State the number of lines with the string "tangent" in them, and nothing else.
Start of Dataset rows
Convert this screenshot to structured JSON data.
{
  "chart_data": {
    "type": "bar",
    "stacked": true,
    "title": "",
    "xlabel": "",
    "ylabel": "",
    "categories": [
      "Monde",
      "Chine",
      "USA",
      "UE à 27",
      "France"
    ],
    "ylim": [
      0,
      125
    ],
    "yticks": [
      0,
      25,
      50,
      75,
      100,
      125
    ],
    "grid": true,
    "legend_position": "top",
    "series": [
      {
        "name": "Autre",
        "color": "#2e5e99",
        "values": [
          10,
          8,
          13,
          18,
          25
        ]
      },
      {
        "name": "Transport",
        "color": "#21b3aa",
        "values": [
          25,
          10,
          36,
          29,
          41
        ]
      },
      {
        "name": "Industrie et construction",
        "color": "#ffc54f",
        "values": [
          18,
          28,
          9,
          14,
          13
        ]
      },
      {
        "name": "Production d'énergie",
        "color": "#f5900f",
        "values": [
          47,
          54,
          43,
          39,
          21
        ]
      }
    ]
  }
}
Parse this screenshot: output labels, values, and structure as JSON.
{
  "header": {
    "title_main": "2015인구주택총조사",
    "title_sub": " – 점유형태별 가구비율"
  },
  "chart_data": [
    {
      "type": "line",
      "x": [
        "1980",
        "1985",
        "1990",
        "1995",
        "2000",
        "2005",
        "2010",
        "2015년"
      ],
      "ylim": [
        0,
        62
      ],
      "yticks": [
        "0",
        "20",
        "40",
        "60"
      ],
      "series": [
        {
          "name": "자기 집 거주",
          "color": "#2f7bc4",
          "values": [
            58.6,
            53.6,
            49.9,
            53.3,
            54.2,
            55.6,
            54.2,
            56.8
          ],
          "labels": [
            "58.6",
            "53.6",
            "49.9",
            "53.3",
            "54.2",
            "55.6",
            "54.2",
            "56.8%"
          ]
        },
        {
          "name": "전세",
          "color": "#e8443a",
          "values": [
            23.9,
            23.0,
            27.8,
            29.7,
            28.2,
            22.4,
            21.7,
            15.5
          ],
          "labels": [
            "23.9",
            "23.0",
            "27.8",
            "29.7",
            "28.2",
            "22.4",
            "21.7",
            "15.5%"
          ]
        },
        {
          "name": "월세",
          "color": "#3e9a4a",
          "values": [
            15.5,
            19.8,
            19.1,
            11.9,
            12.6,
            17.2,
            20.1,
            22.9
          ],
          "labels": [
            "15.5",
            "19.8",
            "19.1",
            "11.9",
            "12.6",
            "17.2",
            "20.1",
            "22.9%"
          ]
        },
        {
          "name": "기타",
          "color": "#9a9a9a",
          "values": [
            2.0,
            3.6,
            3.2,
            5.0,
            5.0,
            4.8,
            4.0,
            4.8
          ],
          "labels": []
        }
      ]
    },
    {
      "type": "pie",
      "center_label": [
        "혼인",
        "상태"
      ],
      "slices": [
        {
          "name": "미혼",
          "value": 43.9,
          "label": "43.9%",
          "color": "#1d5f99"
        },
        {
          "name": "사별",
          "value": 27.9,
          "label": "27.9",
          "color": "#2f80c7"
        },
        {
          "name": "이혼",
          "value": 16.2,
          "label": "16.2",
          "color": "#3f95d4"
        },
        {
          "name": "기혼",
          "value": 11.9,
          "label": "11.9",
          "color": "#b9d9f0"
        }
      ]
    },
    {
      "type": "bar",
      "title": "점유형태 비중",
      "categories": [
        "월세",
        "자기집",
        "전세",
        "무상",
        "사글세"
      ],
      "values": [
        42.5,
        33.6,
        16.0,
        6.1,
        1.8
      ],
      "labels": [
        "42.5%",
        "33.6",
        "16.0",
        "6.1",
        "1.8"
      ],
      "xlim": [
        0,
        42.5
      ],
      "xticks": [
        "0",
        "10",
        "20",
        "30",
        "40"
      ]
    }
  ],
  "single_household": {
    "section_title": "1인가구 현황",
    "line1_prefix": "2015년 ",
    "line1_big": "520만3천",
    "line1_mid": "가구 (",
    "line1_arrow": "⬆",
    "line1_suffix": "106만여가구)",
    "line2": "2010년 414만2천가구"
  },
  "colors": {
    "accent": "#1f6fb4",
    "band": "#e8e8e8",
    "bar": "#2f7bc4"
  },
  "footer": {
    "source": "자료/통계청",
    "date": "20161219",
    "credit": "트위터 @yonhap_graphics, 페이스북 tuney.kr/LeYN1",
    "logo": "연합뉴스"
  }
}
End of Dataset rows
Start of Dataset rows
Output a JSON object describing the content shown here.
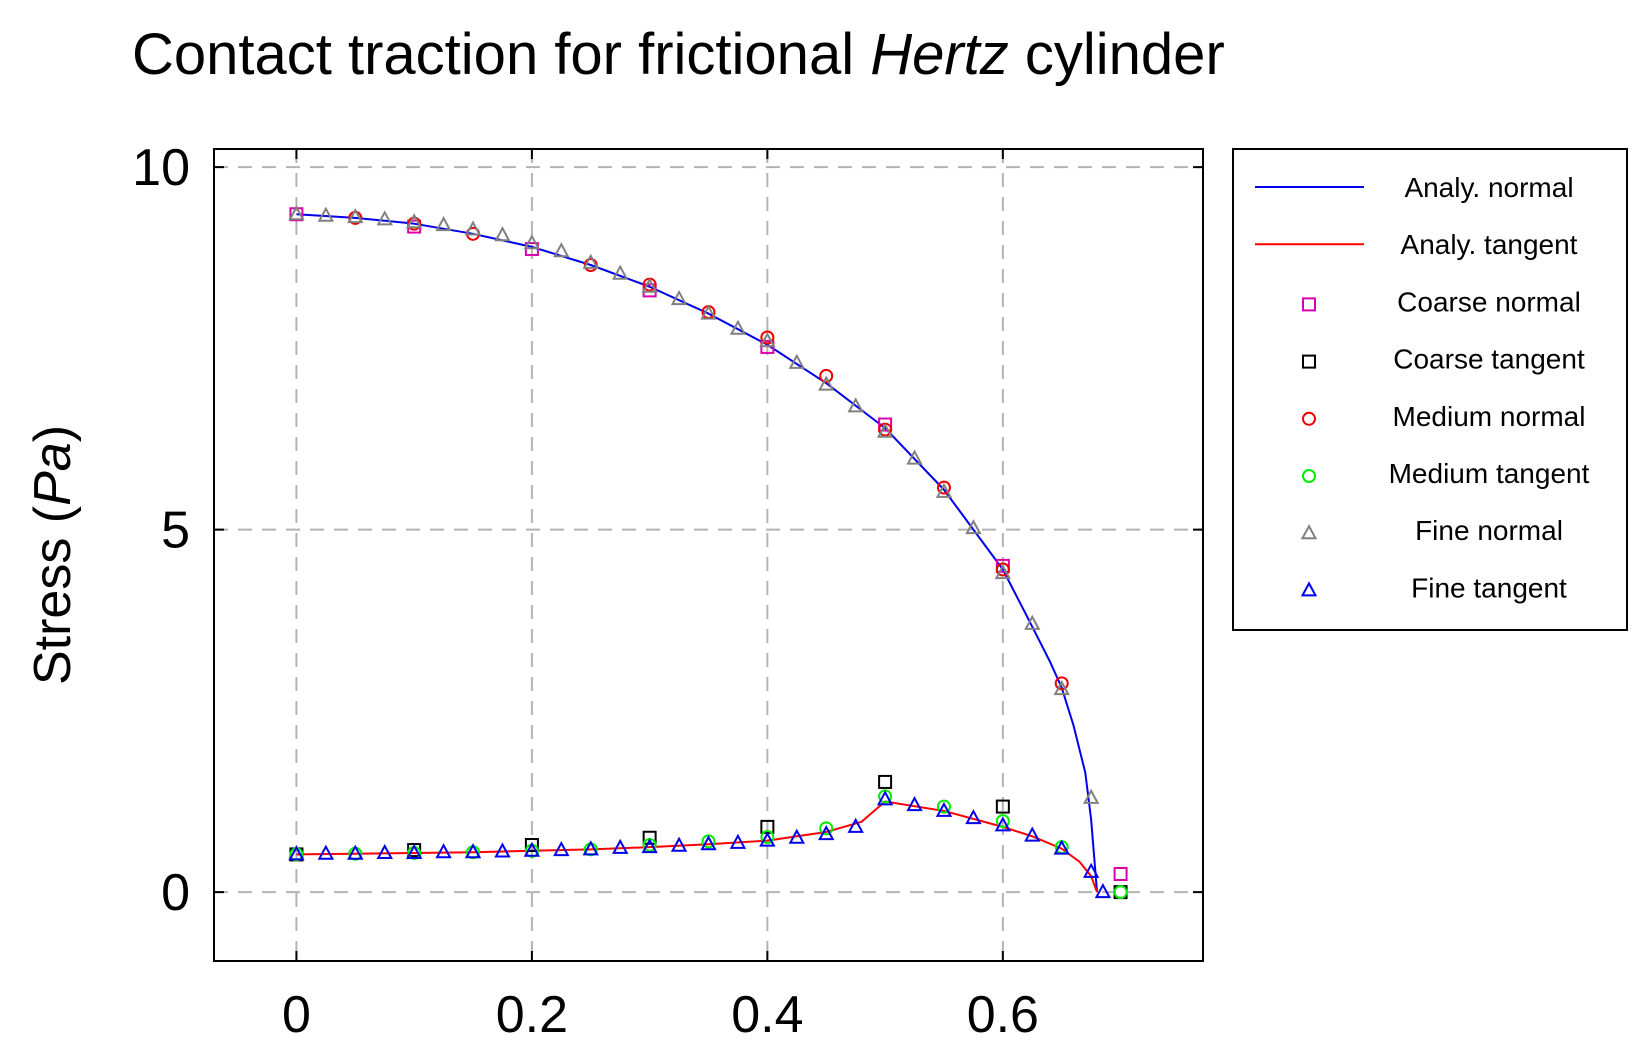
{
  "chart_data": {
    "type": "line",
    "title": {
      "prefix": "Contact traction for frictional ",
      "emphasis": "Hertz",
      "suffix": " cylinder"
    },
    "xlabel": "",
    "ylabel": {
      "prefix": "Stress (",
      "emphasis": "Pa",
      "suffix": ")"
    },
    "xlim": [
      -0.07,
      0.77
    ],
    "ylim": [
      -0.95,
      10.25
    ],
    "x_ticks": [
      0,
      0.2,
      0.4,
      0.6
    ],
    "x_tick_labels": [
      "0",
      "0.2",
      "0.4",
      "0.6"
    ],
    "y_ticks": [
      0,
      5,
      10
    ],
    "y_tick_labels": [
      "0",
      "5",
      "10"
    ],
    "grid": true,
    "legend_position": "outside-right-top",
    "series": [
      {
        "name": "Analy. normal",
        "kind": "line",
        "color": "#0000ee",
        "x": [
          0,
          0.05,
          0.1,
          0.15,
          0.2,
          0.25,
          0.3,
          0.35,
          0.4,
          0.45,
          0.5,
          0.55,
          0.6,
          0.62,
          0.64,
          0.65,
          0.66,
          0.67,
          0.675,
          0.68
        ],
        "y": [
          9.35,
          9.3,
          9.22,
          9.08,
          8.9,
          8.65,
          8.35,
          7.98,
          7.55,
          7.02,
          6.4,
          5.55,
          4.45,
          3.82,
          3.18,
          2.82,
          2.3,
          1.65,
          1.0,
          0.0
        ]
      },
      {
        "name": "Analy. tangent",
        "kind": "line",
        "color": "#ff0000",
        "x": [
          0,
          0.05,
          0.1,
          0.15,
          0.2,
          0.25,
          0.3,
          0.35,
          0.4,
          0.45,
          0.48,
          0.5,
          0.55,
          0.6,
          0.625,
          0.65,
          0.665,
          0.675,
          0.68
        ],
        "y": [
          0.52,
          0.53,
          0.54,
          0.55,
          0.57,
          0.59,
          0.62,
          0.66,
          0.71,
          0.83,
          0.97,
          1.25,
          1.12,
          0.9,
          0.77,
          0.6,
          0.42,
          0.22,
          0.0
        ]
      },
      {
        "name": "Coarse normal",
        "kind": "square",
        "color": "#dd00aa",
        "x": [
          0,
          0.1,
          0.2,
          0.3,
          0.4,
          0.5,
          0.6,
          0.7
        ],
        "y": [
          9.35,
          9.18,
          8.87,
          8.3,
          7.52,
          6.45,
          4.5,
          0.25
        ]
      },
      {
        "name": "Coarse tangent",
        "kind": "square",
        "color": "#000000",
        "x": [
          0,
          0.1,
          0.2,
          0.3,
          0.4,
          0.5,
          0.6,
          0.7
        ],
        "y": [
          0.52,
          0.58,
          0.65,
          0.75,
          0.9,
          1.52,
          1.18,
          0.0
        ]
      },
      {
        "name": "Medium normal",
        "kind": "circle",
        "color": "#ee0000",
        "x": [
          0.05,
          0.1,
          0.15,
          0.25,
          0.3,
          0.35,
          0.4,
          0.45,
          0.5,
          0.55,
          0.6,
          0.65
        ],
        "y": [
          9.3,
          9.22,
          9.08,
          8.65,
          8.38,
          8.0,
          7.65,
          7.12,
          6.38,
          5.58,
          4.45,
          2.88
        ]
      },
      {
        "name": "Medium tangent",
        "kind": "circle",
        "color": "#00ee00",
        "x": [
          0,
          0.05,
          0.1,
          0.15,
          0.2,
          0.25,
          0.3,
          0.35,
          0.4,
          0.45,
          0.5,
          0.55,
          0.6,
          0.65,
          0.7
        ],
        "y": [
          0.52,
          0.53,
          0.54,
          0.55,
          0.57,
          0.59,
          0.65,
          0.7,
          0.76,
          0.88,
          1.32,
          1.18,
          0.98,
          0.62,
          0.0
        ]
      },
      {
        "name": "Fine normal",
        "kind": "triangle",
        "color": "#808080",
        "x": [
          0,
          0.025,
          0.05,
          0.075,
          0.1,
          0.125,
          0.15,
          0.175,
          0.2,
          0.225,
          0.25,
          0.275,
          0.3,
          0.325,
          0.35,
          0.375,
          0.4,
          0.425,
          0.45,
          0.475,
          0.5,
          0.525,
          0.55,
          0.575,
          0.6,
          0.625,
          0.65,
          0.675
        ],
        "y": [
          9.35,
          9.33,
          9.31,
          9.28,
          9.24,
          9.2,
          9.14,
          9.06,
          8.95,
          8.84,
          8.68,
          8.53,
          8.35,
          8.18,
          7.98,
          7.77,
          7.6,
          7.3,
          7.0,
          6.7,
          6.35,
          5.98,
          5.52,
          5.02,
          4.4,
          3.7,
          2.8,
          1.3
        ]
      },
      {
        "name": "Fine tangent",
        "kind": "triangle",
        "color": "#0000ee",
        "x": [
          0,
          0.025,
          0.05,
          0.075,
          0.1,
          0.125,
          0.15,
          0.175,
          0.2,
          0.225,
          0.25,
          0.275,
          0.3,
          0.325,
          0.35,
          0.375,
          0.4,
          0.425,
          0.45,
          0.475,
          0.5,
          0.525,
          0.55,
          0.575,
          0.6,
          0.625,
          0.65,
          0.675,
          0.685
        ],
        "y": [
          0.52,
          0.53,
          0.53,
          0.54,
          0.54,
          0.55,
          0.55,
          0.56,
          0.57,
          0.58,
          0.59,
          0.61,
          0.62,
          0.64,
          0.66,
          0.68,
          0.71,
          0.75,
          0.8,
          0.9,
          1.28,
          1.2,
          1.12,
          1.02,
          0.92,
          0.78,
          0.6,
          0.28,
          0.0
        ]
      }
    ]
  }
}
End of Dataset rows
- Response to this task:
4